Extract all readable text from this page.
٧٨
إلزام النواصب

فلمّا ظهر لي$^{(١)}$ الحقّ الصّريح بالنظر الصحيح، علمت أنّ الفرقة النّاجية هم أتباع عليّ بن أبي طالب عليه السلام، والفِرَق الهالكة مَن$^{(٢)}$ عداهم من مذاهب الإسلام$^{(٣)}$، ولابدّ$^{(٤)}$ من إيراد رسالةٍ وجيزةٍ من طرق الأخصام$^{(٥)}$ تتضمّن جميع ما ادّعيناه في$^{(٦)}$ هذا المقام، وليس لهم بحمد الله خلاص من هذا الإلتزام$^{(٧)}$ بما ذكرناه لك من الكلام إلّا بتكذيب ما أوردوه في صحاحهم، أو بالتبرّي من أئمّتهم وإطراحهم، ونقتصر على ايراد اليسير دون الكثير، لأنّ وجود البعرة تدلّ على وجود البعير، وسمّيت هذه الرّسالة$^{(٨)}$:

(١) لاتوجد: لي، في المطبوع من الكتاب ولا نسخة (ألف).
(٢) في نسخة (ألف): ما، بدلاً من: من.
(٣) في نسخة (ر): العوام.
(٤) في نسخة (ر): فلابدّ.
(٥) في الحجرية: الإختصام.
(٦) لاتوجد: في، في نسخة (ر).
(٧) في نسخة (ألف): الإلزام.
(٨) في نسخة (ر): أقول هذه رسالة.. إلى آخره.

···

INSTRUCTION – Write the listing out again, exactly as it reads.

RIGHT ANSWER –
Extract all readable text from this page.
٧٨
إلزام النواصب

فلمّا ظهر لي$^{(١)}$ الحقّ الصّريح بالنظر الصحيح، علمت أنّ الفرقة النّاجية هم أتباع عليّ بن أبي طالب عليه السلام، والفِرَق الهالكة مَن$^{(٢)}$ عداهم من مذاهب الإسلام$^{(٣)}$، ولابدّ$^{(٤)}$ من إيراد رسالةٍ وجيزةٍ من طرق الأخصام$^{(٥)}$ تتضمّن جميع ما ادّعيناه في$^{(٦)}$ هذا المقام، وليس لهم بحمد الله خلاص من هذا الإلتزام$^{(٧)}$ بما ذكرناه لك من الكلام إلّا بتكذيب ما أوردوه في صحاحهم، أو بالتبرّي من أئمّتهم وإطراحهم، ونقتصر على ايراد اليسير دون الكثير، لأنّ وجود البعرة تدلّ على وجود البعير، وسمّيت هذه الرّسالة$^{(٨)}$:

(١) لاتوجد: لي، في المطبوع من الكتاب ولا نسخة (ألف).
(٢) في نسخة (ألف): ما، بدلاً من: من.
(٣) في نسخة (ر): العوام.
(٤) في نسخة (ر): فلابدّ.
(٥) في الحجرية: الإختصام.
(٦) لاتوجد: في، في نسخة (ر).
(٧) في نسخة (ألف): الإلزام.
(٨) في نسخة (ر): أقول هذه رسالة.. إلى آخره.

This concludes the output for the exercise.